3.7 Uniform probability measures

For a finite sample space with equally likely outcomes, computing the probability of an event reduces to counting the number of outcomes that satisfy the event. The continuous analog of equally likely outcomes is a uniform probability measure. When the sample space is uncountable, size is measured continuously (length, area, volume) rather that discretely (counting).

\[ \textrm{P}(A) = \frac{|A|}{|\Omega|} = \frac{\text{size of } A}{\text{size of } \Omega} \qquad \text{if $\textrm{P}$ is a uniform probability measure} \]

Example 3.29 In the meeting problem, assume that Regina arrives at a time chosen uniformly at random between noon and 1. If we measure measure time in minutes after noon, we can model Regina’s arrival with the sample space \([0, 60]\) and a uniform probability measure.

  1. Find the probability that Regina arrives before 12:15.
  2. Find the probability that Regina arrives after 12:45.
  3. Find the probability that Regina arrives between 12:15 and 12:45.
  4. Find the probability that Regina arrives between 12:15:00 and 12:16:00.
  5. Find the probability that Regina arrives between 12:15:00 and 12:15:01.
  6. Find the probability that Regina arrives at the exact time 12:15:00 (with infinite precision).

Solution. to Example 3.29

Show/hide solution
  1. Since the sample space is \([0, 60]\), a continuous (one-dimensional) interval, “size” is measured by length (which in this context represents fractions of an hour). Let \(\textrm{P}\) be the uniform probability measure on \([0, 60]\). The interval from noon to 12:15 has length 15 minutes and the sample space has length 60 minutes, so the probability she arrives before 12:15 is \(15/60 = 0.25\); \(\textrm{P}([0, 15)) = 0.25\).

--*--

AIM OF THE TASK | Reproduce the passage on uniform probability measures word for word, starting at "1. Find the" and ending at "12:15:00 and 12:15:01.".

--*--

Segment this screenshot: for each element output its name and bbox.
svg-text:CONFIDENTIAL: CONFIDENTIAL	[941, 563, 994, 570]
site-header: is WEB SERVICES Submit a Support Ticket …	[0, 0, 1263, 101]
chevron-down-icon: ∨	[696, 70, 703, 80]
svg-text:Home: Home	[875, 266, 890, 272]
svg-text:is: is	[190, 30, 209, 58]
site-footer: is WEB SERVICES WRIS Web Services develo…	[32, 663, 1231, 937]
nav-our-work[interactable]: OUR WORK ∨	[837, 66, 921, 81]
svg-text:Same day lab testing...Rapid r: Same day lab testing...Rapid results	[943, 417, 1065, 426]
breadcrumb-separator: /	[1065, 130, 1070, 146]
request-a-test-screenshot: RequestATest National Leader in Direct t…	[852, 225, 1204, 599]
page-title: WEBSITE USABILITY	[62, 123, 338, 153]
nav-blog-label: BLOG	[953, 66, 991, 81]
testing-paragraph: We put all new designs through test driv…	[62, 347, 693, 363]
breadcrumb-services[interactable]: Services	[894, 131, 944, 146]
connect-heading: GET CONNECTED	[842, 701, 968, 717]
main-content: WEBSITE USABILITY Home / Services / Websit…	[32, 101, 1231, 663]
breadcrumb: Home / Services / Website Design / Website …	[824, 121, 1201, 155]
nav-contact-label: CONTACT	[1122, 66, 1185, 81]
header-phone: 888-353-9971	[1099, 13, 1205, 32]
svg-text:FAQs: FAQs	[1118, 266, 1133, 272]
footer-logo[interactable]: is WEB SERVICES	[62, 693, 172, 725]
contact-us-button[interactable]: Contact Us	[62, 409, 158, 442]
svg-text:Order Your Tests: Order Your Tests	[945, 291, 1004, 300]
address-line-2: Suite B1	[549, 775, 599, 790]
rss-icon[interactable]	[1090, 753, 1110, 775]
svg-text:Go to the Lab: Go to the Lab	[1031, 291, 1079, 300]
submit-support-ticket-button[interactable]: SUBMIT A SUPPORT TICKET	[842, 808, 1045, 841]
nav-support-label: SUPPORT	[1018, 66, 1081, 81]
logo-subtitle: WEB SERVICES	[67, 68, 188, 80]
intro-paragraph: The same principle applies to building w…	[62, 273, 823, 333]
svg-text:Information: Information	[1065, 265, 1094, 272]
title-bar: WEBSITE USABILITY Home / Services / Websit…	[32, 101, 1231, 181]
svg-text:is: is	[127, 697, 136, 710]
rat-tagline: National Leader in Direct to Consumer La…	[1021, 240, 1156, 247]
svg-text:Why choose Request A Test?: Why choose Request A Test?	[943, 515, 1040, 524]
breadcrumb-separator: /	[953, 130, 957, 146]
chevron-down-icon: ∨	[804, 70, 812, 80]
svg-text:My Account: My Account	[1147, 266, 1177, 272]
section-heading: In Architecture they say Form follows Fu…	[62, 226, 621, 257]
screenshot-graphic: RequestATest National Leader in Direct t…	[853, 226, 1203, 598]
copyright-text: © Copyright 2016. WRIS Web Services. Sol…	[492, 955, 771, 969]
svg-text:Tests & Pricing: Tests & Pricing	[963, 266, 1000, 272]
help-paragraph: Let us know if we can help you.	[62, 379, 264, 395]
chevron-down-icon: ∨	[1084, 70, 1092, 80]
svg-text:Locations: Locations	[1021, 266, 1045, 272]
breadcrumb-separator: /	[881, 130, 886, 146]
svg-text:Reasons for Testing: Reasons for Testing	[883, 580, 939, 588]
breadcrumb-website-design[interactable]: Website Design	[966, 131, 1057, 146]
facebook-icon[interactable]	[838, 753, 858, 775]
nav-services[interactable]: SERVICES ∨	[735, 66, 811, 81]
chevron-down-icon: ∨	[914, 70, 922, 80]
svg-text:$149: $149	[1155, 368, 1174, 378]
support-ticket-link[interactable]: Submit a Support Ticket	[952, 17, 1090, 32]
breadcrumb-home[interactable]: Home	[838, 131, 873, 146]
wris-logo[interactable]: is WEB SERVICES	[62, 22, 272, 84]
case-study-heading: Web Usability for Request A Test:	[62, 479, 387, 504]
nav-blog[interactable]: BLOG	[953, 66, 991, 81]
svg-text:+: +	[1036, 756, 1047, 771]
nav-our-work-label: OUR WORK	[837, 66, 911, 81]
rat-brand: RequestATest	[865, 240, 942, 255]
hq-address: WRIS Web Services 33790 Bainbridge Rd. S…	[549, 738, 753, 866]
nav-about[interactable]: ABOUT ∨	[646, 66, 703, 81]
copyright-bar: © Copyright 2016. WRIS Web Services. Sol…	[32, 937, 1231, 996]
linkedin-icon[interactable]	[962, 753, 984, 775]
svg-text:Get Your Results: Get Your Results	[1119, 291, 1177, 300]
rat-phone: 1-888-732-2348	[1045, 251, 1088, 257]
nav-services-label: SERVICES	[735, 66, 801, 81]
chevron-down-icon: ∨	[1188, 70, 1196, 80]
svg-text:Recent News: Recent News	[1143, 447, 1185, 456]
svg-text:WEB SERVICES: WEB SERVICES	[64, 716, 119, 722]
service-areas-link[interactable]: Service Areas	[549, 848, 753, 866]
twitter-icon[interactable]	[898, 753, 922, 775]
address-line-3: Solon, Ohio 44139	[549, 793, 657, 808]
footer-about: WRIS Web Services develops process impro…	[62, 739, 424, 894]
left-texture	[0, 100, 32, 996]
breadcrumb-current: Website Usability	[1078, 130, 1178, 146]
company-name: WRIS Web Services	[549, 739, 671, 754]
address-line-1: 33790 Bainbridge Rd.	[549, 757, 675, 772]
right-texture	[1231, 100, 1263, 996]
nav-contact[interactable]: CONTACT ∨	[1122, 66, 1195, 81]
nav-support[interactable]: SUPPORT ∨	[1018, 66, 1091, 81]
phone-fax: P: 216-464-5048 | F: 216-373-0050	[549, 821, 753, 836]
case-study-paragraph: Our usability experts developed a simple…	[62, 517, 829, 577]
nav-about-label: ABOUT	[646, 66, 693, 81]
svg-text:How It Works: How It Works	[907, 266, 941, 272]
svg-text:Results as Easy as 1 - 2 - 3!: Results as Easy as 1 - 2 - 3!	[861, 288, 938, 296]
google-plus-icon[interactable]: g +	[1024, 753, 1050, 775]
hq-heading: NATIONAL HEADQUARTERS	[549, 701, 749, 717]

--*--

WRITTEN SOLUTION |
1. Find the probability that Regina arrives before 12:15.
  2. Find the probability that Regina arrives after 12:45.
  3. Find the probability that Regina arrives between 12:15 and 12:45.
  4. Find the probability that Regina arrives between 12:15:00 and 12:16:00.
  5. Find the probability that Regina arrives between 12:15:00 and 12:15:01.